Data records
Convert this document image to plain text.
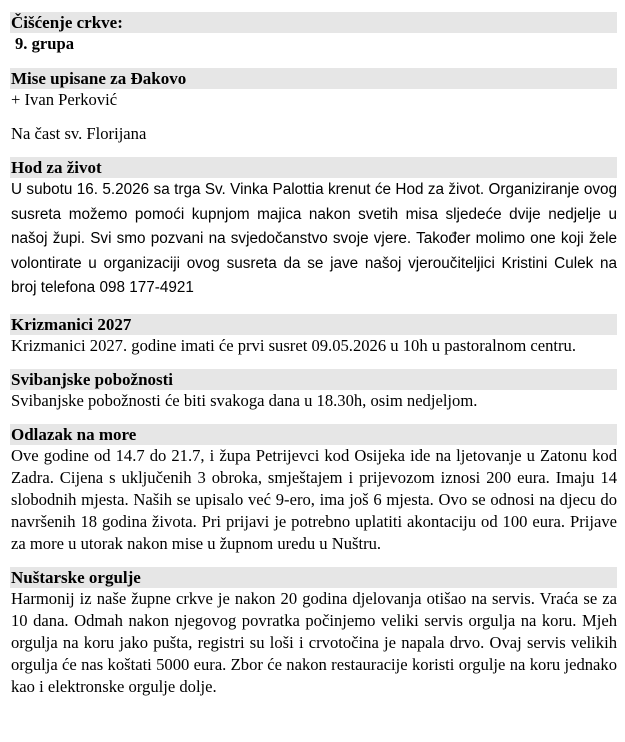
Čišćenje crkve:
9. grupa
Mise upisane za Đakovo
+ Ivan Perković
Na čast sv. Florijana
Hod za život
U subotu 16. 5.2026 sa trga Sv. Vinka Palottia krenut će Hod za život. Organiziranje ovog susreta možemo pomoći kupnjom majica nakon svetih misa sljedeće dvije nedjelje u našoj župi. Svi smo pozvani na svjedočanstvo svoje vjere. Također molimo one koji žele volontirate u organizaciji ovog susreta da se jave našoj vjeroučiteljici Kristini Culek na broj telefona 098 177-4921
Krizmanici 2027
Krizmanici 2027. godine imati će prvi susret 09.05.2026 u 10h u pastoralnom centru.
Svibanjske pobožnosti
Svibanjske pobožnosti će biti svakoga dana u 18.30h, osim nedjeljom.
Odlazak na more
Ove godine od 14.7 do 21.7, i župa Petrijevci kod Osijeka ide na ljetovanje u Zatonu kod Zadra. Cijena s uključenih 3 obroka, smještajem i prijevozom iznosi 200 eura. Imaju 14 slobodnih mjesta. Naših se upisalo već 9-ero, ima još 6 mjesta. Ovo se odnosi na djecu do navršenih 18 godina života. Pri prijavi je potrebno uplatiti akontaciju od 100 eura. Prijave za more u utorak nakon mise u župnom uredu u Nuštru.
Nuštarske orgulje
Harmonij iz naše župne crkve je nakon 20 godina djelovanja otišao na servis. Vraća se za 10 dana. Odmah nakon njegovog povratka počinjemo veliki servis orgulja na koru. Mjeh orgulja na koru jako pušta, registri su loši i crvotočina je napala drvo. Ovaj servis velikih orgulja će nas koštati 5000 eura. Zbor će nakon restauracije koristi orgulje na koru jednako kao i elektronske orgulje dolje.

_Work to complete_. Repeat the full listing above exactly, with no pictures in the copy.

_Solution to this task_.
Convert this document image to plain text.
Čišćenje crkve:
9. grupa
Mise upisane za Đakovo
+ Ivan Perković
Na čast sv. Florijana
Hod za život
U subotu 16. 5.2026 sa trga Sv. Vinka Palottia krenut će Hod za život. Organiziranje ovog susreta možemo pomoći kupnjom majica nakon svetih misa sljedeće dvije nedjelje u našoj župi. Svi smo pozvani na svjedočanstvo svoje vjere. Također molimo one koji žele volontirate u organizaciji ovog susreta da se jave našoj vjeroučiteljici Kristini Culek na broj telefona 098 177-4921
Krizmanici 2027
Krizmanici 2027. godine imati će prvi susret 09.05.2026 u 10h u pastoralnom centru.
Svibanjske pobožnosti
Svibanjske pobožnosti će biti svakoga dana u 18.30h, osim nedjeljom.
Odlazak na more
Ove godine od 14.7 do 21.7, i župa Petrijevci kod Osijeka ide na ljetovanje u Zatonu kod Zadra. Cijena s uključenih 3 obroka, smještajem i prijevozom iznosi 200 eura. Imaju 14 slobodnih mjesta. Naših se upisalo već 9-ero, ima još 6 mjesta. Ovo se odnosi na djecu do navršenih 18 godina života. Pri prijavi je potrebno uplatiti akontaciju od 100 eura. Prijave za more u utorak nakon mise u župnom uredu u Nuštru.
Nuštarske orgulje
Harmonij iz naše župne crkve je nakon 20 godina djelovanja otišao na servis. Vraća se za 10 dana. Odmah nakon njegovog povratka počinjemo veliki servis orgulja na koru. Mjeh orgulja na koru jako pušta, registri su loši i crvotočina je napala drvo. Ovaj servis velikih orgulja će nas koštati 5000 eura. Zbor će nakon restauracije koristi orgulje na koru jednako kao i elektronske orgulje dolje.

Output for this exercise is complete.